Given task
Search the records below for the word "JSON". Pull out each line that has it.

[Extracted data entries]
________________

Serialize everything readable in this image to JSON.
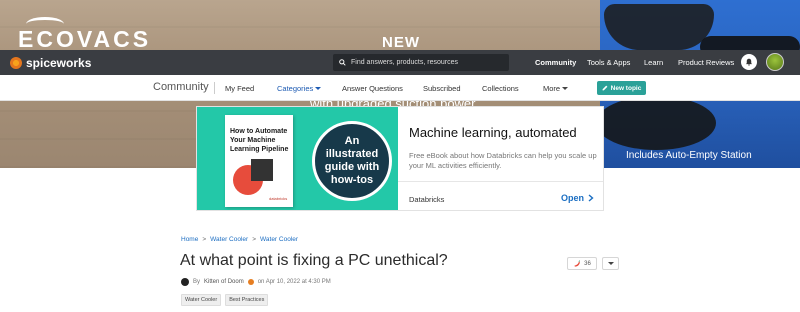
{
  "hero_ad": {
    "brand_logo": "ECOVACS",
    "headline": "NEW",
    "tagline": "with upgraded suction power",
    "feature": "Includes Auto-Empty Station"
  },
  "topnav": {
    "brand": "spiceworks",
    "search_placeholder": "Find answers, products, resources",
    "items": [
      "Community",
      "Tools & Apps",
      "Learn",
      "Product Reviews"
    ],
    "active": "Community",
    "bell_icon": "bell-icon",
    "avatar_icon": "user-avatar"
  },
  "subnav": {
    "section": "Community",
    "items": [
      "My Feed",
      "Categories",
      "Answer Questions",
      "Subscribed",
      "Collections",
      "More"
    ],
    "active": "Categories",
    "new_topic": "New topic"
  },
  "ad": {
    "book_title": "How to Automate Your Machine Learning Pipeline",
    "book_brand": "databricks",
    "circle_text": "An illustrated guide with how-tos",
    "title": "Machine learning, automated",
    "description": "Free eBook about how Databricks can help you scale up your ML activities efficiently.",
    "sponsor": "Databricks",
    "cta": "Open"
  },
  "post": {
    "breadcrumb": [
      "Home",
      "Water Cooler",
      "Water Cooler"
    ],
    "title": "At what point is fixing a PC unethical?",
    "byline_prefix": "By",
    "author": "Kitten of Doom",
    "date": "on Apr 10, 2022 at 4:30 PM",
    "tags": [
      "Water Cooler",
      "Best Practices"
    ],
    "pepper_count": "36"
  },
  "colors": {
    "accent": "#2aa198",
    "nav_bg": "#3a3d42",
    "link": "#1d6ec2"
  }
}
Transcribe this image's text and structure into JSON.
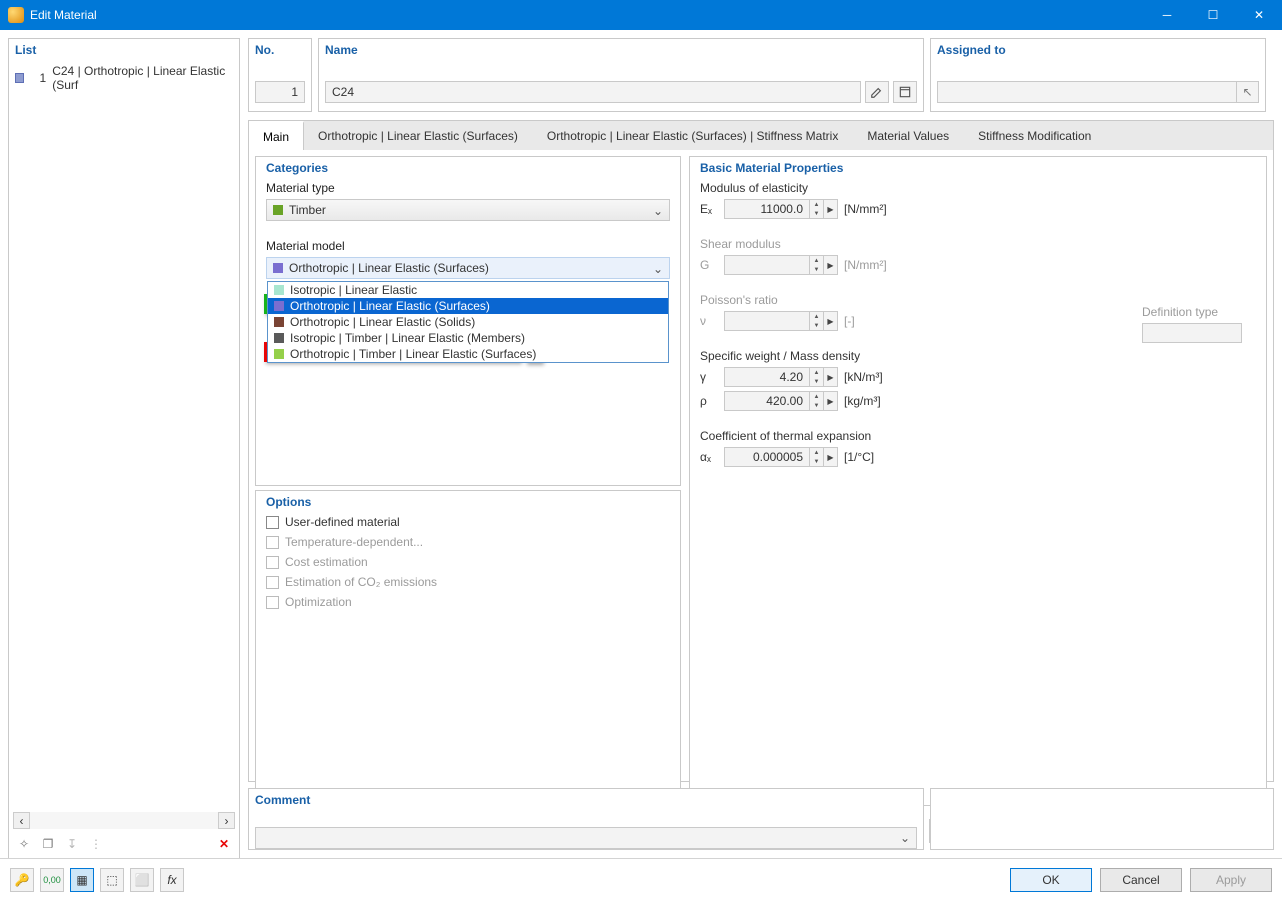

________________

Solved exercise
Serialize everything readable in this image to JSON.
Transcribe this image's text and structure into JSON.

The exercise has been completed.